begin Entries supplied

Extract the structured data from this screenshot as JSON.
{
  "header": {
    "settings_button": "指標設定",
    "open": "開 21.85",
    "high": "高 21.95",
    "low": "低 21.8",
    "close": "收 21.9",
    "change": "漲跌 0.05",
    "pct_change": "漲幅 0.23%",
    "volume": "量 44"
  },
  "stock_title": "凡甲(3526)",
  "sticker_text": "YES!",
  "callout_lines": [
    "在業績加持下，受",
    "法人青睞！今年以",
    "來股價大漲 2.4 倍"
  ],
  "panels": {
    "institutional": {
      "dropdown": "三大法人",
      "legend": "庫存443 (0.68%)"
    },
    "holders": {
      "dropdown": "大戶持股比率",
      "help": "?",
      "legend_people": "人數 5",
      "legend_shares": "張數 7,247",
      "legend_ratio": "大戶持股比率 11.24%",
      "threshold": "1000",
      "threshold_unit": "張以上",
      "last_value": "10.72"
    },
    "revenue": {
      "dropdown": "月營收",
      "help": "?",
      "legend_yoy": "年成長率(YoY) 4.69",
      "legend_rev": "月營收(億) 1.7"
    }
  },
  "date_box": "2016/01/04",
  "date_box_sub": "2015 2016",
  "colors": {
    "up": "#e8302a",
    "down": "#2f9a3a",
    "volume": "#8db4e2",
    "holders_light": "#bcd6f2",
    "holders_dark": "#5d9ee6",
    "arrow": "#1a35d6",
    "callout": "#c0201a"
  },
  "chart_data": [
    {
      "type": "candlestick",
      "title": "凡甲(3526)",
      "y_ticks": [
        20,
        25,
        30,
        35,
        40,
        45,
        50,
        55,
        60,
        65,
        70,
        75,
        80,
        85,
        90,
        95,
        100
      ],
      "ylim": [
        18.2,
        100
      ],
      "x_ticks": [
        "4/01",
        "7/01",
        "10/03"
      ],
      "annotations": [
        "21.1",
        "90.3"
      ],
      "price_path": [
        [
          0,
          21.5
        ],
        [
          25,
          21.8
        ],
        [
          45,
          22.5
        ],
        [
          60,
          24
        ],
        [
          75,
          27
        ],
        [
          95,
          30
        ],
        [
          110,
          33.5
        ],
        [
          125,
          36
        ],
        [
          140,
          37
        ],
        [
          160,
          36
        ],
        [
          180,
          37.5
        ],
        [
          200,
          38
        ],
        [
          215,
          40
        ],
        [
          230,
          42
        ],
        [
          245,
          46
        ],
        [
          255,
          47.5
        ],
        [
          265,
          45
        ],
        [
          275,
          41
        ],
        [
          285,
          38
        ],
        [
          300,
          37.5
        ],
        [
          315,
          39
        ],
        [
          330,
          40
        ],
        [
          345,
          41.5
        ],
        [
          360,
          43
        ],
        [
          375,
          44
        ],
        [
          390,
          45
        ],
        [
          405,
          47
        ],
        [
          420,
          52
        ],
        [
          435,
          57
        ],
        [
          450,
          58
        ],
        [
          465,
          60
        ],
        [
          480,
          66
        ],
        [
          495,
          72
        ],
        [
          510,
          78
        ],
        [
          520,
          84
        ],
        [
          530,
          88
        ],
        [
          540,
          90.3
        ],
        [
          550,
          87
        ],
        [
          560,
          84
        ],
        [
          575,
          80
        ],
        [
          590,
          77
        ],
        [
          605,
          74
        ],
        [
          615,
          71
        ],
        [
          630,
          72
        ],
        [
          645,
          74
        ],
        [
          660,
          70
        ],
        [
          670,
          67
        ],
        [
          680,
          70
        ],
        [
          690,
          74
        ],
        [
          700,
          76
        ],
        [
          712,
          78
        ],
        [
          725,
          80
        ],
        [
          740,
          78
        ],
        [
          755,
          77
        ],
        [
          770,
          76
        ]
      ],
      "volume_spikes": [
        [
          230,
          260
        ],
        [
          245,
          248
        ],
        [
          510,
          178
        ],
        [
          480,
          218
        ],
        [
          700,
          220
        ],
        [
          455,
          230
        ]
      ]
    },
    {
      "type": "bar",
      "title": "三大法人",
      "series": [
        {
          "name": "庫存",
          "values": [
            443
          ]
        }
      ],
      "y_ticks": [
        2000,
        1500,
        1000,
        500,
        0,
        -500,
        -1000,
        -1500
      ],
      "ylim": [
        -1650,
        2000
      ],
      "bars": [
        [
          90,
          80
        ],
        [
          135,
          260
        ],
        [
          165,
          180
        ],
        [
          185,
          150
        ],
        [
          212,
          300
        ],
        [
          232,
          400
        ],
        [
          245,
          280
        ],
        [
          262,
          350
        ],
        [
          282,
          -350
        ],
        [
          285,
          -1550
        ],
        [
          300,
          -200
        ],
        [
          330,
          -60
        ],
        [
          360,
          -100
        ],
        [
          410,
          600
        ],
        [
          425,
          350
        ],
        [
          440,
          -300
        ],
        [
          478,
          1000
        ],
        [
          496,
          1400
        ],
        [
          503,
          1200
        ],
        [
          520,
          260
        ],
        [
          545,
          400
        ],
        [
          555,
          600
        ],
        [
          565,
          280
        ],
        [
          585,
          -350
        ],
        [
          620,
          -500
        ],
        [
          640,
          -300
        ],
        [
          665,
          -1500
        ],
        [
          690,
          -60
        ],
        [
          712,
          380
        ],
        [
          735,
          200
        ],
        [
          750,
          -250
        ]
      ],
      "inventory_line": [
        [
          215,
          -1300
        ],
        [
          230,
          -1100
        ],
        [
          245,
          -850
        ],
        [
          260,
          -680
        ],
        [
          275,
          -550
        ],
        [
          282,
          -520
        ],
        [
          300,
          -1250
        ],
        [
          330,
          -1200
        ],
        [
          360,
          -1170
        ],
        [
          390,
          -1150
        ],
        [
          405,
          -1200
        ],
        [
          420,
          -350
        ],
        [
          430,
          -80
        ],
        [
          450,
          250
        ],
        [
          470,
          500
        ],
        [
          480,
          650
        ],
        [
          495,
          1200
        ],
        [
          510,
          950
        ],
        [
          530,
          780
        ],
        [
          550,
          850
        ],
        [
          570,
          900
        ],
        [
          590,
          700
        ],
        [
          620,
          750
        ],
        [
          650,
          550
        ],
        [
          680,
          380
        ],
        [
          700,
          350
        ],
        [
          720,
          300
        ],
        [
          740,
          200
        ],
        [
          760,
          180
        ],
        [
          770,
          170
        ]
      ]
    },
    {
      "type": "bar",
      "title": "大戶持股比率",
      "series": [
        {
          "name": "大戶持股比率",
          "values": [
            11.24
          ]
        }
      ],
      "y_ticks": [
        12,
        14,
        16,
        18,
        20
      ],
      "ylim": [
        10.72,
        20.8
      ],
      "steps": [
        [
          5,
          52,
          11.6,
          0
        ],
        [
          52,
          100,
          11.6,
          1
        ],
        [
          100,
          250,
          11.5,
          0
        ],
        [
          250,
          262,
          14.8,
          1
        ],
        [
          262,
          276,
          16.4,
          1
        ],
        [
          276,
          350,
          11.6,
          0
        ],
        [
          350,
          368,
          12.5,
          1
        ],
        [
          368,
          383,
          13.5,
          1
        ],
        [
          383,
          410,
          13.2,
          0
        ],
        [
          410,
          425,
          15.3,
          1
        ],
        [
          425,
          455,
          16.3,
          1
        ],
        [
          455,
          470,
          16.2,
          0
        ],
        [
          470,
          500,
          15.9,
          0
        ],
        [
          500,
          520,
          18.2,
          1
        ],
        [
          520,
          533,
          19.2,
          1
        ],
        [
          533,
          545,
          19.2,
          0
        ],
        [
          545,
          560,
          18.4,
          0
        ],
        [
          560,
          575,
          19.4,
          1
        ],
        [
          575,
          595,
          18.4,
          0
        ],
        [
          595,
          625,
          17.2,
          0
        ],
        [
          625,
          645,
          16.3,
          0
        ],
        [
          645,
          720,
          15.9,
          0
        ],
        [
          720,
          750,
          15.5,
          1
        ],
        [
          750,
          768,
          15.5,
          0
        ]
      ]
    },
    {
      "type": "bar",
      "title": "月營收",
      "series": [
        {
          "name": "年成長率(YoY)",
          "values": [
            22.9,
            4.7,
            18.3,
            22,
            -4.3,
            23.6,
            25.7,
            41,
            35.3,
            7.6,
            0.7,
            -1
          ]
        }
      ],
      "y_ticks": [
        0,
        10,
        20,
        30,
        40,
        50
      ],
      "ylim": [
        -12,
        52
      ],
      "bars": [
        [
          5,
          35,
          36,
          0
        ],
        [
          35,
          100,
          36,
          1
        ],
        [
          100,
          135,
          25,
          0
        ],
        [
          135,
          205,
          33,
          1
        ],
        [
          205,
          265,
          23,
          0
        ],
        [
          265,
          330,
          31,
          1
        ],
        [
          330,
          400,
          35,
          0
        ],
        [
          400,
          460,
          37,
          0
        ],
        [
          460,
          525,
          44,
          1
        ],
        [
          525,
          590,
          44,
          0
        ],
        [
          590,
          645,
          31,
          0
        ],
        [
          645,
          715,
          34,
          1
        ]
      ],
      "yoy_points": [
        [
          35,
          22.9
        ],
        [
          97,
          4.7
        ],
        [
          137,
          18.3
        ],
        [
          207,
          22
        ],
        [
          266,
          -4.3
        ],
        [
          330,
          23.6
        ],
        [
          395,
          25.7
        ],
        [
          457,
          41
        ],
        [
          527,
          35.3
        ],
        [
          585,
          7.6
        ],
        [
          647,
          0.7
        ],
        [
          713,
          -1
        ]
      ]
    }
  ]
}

end Entries supplied

Objective:
Determine how many lines of the listing hold the word "dropdown" and reply with that figure alone.

Answer to the problem:
3